### The request
Write out all lines holding the word "this".

### Information shown
* START *
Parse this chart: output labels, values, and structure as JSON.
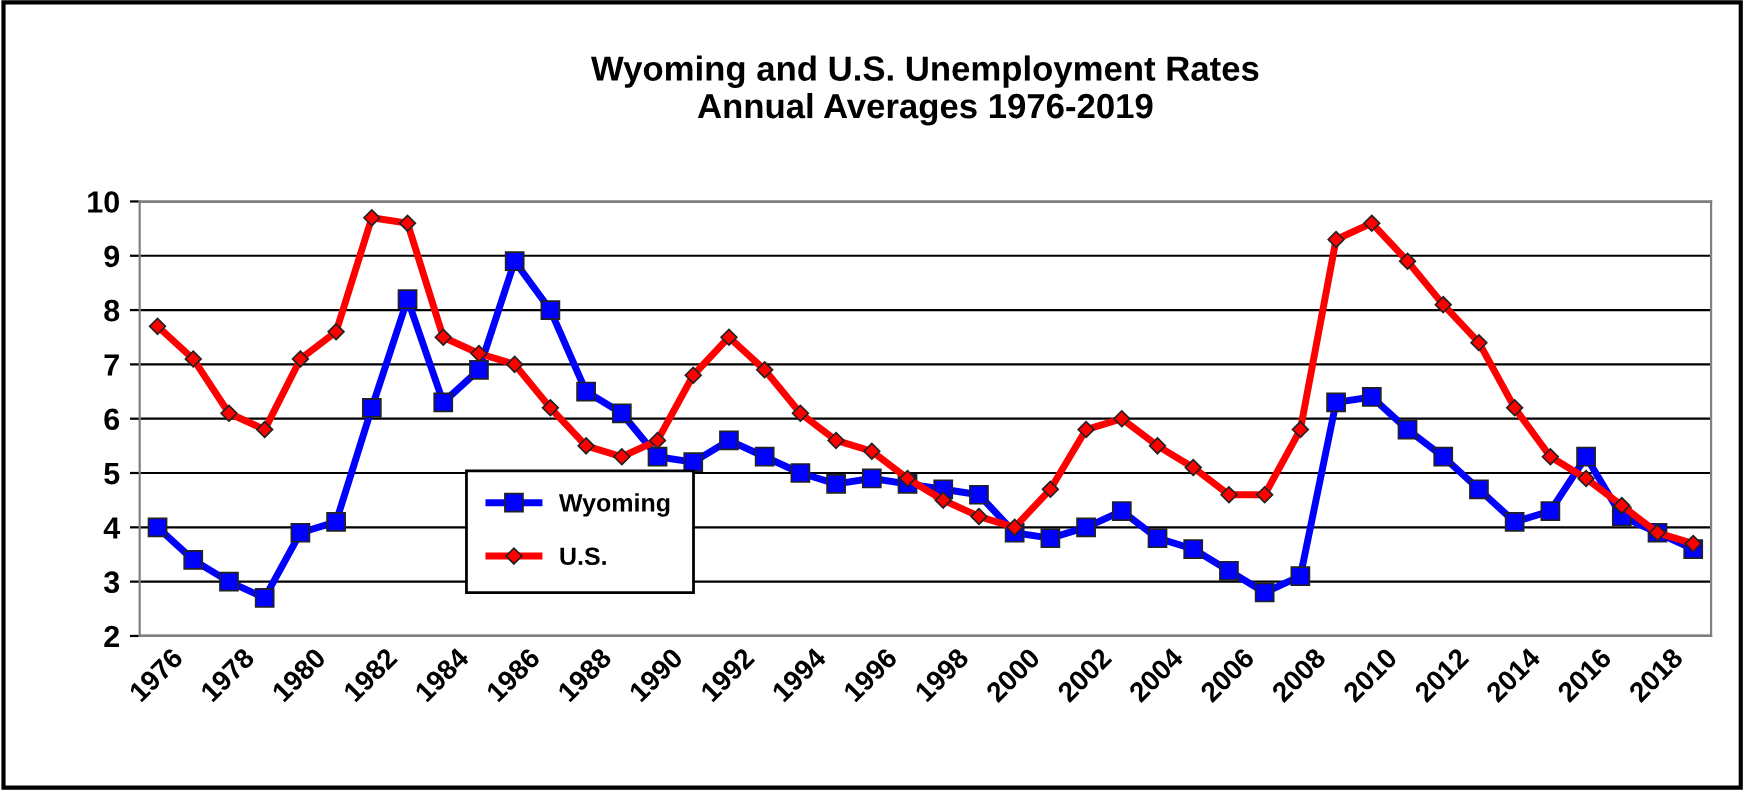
{
  "chart_data": {
    "type": "line",
    "title": "Wyoming and U.S. Unemployment Rates\nAnnual Averages 1976-2019",
    "categories": [
      "1976",
      null,
      "1978",
      null,
      "1980",
      null,
      "1982",
      null,
      "1984",
      null,
      "1986",
      null,
      "1988",
      null,
      "1990",
      null,
      "1992",
      null,
      "1994",
      null,
      "1996",
      null,
      "1998",
      null,
      "2000",
      null,
      "2002",
      null,
      "2004",
      null,
      "2006",
      null,
      "2008",
      null,
      "2010",
      null,
      "2012",
      null,
      "2014",
      null,
      "2016",
      null,
      "2018",
      null
    ],
    "series": [
      {
        "name": "Wyoming",
        "color": "#0000ff",
        "marker": "square",
        "values": [
          4.0,
          3.4,
          3.0,
          2.7,
          3.9,
          4.1,
          6.2,
          8.2,
          6.3,
          6.9,
          8.9,
          8.0,
          6.5,
          6.1,
          5.3,
          5.2,
          5.6,
          5.3,
          5.0,
          4.8,
          4.9,
          4.8,
          4.7,
          4.6,
          3.9,
          3.8,
          4.0,
          4.3,
          3.8,
          3.6,
          3.2,
          2.8,
          3.1,
          6.3,
          6.4,
          5.8,
          5.3,
          4.7,
          4.1,
          4.3,
          5.3,
          4.2,
          3.9,
          3.6
        ]
      },
      {
        "name": "U.S.",
        "color": "#ff0000",
        "marker": "diamond",
        "values": [
          7.7,
          7.1,
          6.1,
          5.8,
          7.1,
          7.6,
          9.7,
          9.6,
          7.5,
          7.2,
          7.0,
          6.2,
          5.5,
          5.3,
          5.6,
          6.8,
          7.5,
          6.9,
          6.1,
          5.6,
          5.4,
          4.9,
          4.5,
          4.2,
          4.0,
          4.7,
          5.8,
          6.0,
          5.5,
          5.1,
          4.6,
          4.6,
          5.8,
          9.3,
          9.6,
          8.9,
          8.1,
          7.4,
          6.2,
          5.3,
          4.9,
          4.4,
          3.9,
          3.7
        ]
      }
    ],
    "ylim": [
      2,
      10
    ],
    "yticks": [
      2,
      3,
      4,
      5,
      6,
      7,
      8,
      9,
      10
    ],
    "grid": "y",
    "legend": "center left"
  }
}
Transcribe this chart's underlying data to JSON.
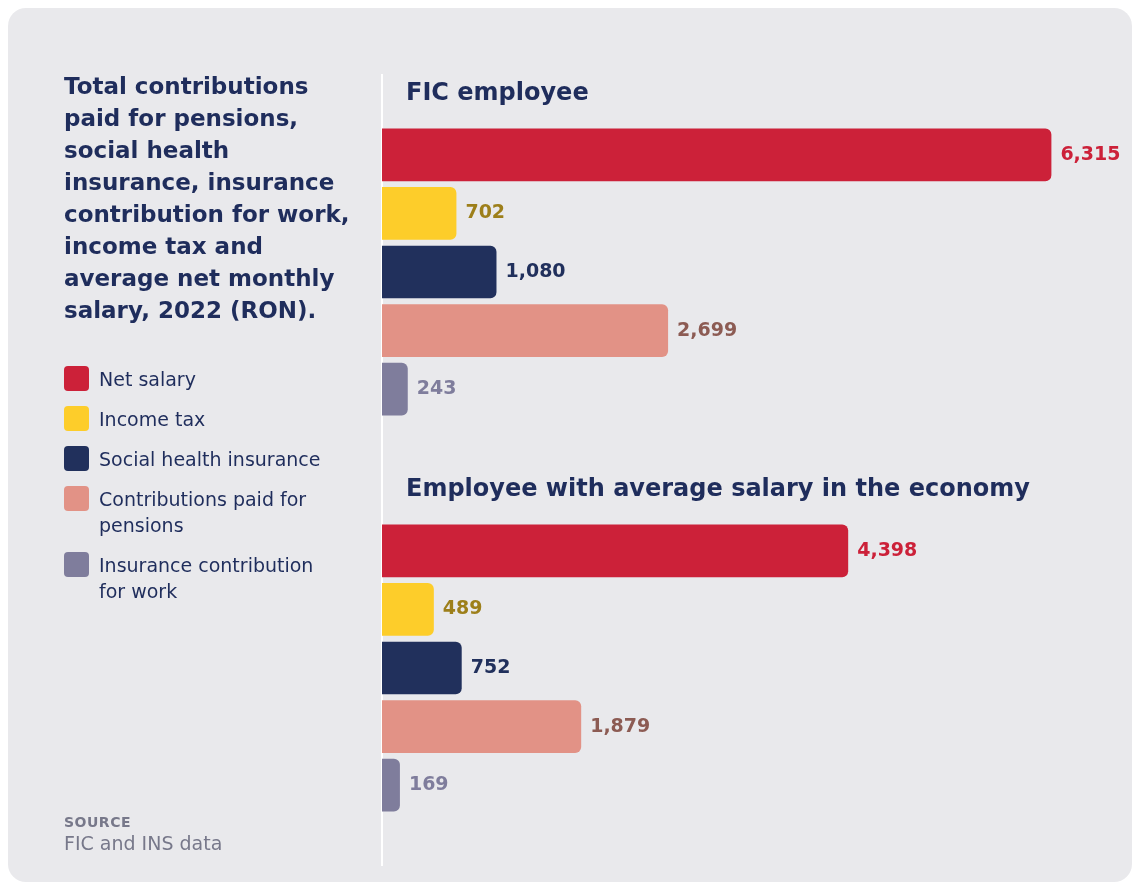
{
  "chart_data": {
    "type": "bar",
    "orientation": "horizontal",
    "title": "Total contributions paid for pensions, social health insurance, insurance contribution for work, income tax and average net monthly salary, 2022 (RON).",
    "categories": [
      "FIC employee",
      "Employee with average salary in the economy"
    ],
    "series": [
      {
        "name": "Net salary",
        "color": "#cc2139",
        "values": [
          6315,
          4398
        ],
        "value_labels": [
          "6,315",
          "4,398"
        ]
      },
      {
        "name": "Income tax",
        "color": "#fdcd2a",
        "values": [
          702,
          489
        ],
        "value_labels": [
          "702",
          "489"
        ]
      },
      {
        "name": "Social health insurance",
        "color": "#21305c",
        "values": [
          1080,
          752
        ],
        "value_labels": [
          "1,080",
          "752"
        ]
      },
      {
        "name": "Contributions paid for pensions",
        "color": "#e29286",
        "values": [
          2699,
          1879
        ],
        "value_labels": [
          "2,699",
          "1,879"
        ]
      },
      {
        "name": "Insurance contribution for work",
        "color": "#7f7d9c",
        "values": [
          243,
          169
        ],
        "value_labels": [
          "243",
          "169"
        ]
      }
    ],
    "legend": "left",
    "tick_labels": "y",
    "annotations": [
      "SOURCE",
      "FIC and INS data"
    ]
  }
}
* END *
### Solved exercise
Parse this chart: output labels, values, and structure as JSON.
Transcribe this chart's underlying data to JSON.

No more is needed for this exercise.